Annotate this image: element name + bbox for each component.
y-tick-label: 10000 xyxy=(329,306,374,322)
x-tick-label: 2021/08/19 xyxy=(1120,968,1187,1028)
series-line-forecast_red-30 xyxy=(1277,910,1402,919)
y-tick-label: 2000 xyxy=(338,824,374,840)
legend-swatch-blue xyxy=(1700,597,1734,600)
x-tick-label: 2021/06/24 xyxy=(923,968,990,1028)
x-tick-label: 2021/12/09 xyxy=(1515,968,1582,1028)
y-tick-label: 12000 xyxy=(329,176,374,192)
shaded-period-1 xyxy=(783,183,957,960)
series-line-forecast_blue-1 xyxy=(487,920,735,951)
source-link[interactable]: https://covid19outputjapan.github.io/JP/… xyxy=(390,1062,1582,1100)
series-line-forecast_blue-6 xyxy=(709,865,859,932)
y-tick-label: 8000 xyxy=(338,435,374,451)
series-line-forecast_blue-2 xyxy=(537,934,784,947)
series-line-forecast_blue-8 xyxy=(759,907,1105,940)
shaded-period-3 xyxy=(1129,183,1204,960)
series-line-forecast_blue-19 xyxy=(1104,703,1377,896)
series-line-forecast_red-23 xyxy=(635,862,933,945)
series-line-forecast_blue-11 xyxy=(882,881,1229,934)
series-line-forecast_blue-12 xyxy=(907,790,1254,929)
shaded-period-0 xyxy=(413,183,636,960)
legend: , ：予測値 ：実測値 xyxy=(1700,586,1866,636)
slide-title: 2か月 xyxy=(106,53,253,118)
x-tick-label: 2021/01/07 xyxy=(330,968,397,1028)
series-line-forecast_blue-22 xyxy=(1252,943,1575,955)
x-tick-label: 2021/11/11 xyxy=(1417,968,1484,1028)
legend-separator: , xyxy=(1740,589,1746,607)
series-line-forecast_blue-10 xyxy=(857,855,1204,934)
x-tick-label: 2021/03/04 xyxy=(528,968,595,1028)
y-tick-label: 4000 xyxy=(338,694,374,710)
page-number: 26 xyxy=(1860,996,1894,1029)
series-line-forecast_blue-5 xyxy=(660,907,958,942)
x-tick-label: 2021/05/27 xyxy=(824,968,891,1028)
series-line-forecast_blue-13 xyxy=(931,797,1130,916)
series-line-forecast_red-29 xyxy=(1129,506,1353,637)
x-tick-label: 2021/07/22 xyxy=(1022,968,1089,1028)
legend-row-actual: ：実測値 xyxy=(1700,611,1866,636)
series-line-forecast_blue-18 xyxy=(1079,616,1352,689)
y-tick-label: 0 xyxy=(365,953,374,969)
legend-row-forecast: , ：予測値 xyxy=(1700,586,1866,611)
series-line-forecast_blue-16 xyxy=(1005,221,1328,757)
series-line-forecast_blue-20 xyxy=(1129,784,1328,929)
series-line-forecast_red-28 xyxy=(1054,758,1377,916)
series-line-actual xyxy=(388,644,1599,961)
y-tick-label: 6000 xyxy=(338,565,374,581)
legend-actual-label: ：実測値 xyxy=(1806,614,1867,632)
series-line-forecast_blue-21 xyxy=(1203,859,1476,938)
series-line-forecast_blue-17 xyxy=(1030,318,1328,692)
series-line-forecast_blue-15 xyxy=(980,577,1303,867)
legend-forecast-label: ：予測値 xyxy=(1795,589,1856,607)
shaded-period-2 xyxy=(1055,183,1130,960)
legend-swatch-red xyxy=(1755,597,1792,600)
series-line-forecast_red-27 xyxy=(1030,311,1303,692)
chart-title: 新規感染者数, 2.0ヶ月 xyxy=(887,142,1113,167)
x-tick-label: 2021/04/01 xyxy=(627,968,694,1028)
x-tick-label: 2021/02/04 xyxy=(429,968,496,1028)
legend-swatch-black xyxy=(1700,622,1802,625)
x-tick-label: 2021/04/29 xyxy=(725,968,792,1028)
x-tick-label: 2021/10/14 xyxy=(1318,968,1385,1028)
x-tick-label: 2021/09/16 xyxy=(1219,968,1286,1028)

○ ○ ○

• Task details
Update the lines from the first one through the line containing "y-tick-label: 0 xyxy=(365,953,374,969)", replacing "shaded-period" with "highlight-band" and leaving everything else as it is. Give only those lines.

• Expected output
Annotate this image: element name + bbox for each component.
y-tick-label: 10000 xyxy=(329,306,374,322)
x-tick-label: 2021/08/19 xyxy=(1120,968,1187,1028)
series-line-forecast_red-30 xyxy=(1277,910,1402,919)
y-tick-label: 2000 xyxy=(338,824,374,840)
legend-swatch-blue xyxy=(1700,597,1734,600)
x-tick-label: 2021/06/24 xyxy=(923,968,990,1028)
x-tick-label: 2021/12/09 xyxy=(1515,968,1582,1028)
y-tick-label: 12000 xyxy=(329,176,374,192)
highlight-band-1 xyxy=(783,183,957,960)
series-line-forecast_blue-1 xyxy=(487,920,735,951)
source-link[interactable]: https://covid19outputjapan.github.io/JP/… xyxy=(390,1062,1582,1100)
series-line-forecast_blue-6 xyxy=(709,865,859,932)
y-tick-label: 8000 xyxy=(338,435,374,451)
series-line-forecast_blue-2 xyxy=(537,934,784,947)
series-line-forecast_blue-8 xyxy=(759,907,1105,940)
highlight-band-3 xyxy=(1129,183,1204,960)
series-line-forecast_blue-19 xyxy=(1104,703,1377,896)
series-line-forecast_red-23 xyxy=(635,862,933,945)
series-line-forecast_blue-11 xyxy=(882,881,1229,934)
series-line-forecast_blue-12 xyxy=(907,790,1254,929)
highlight-band-0 xyxy=(413,183,636,960)
legend: , ：予測値 ：実測値 xyxy=(1700,586,1866,636)
slide-title: 2か月 xyxy=(106,53,253,118)
x-tick-label: 2021/01/07 xyxy=(330,968,397,1028)
series-line-forecast_blue-22 xyxy=(1252,943,1575,955)
x-tick-label: 2021/11/11 xyxy=(1417,968,1484,1028)
legend-separator: , xyxy=(1740,589,1746,607)
series-line-forecast_blue-10 xyxy=(857,855,1204,934)
x-tick-label: 2021/03/04 xyxy=(528,968,595,1028)
y-tick-label: 4000 xyxy=(338,694,374,710)
page-number: 26 xyxy=(1860,996,1894,1029)
series-line-forecast_blue-5 xyxy=(660,907,958,942)
x-tick-label: 2021/05/27 xyxy=(824,968,891,1028)
series-line-forecast_blue-13 xyxy=(931,797,1130,916)
series-line-forecast_red-29 xyxy=(1129,506,1353,637)
x-tick-label: 2021/07/22 xyxy=(1022,968,1089,1028)
legend-row-actual: ：実測値 xyxy=(1700,611,1866,636)
series-line-forecast_blue-18 xyxy=(1079,616,1352,689)
y-tick-label: 0 xyxy=(365,953,374,969)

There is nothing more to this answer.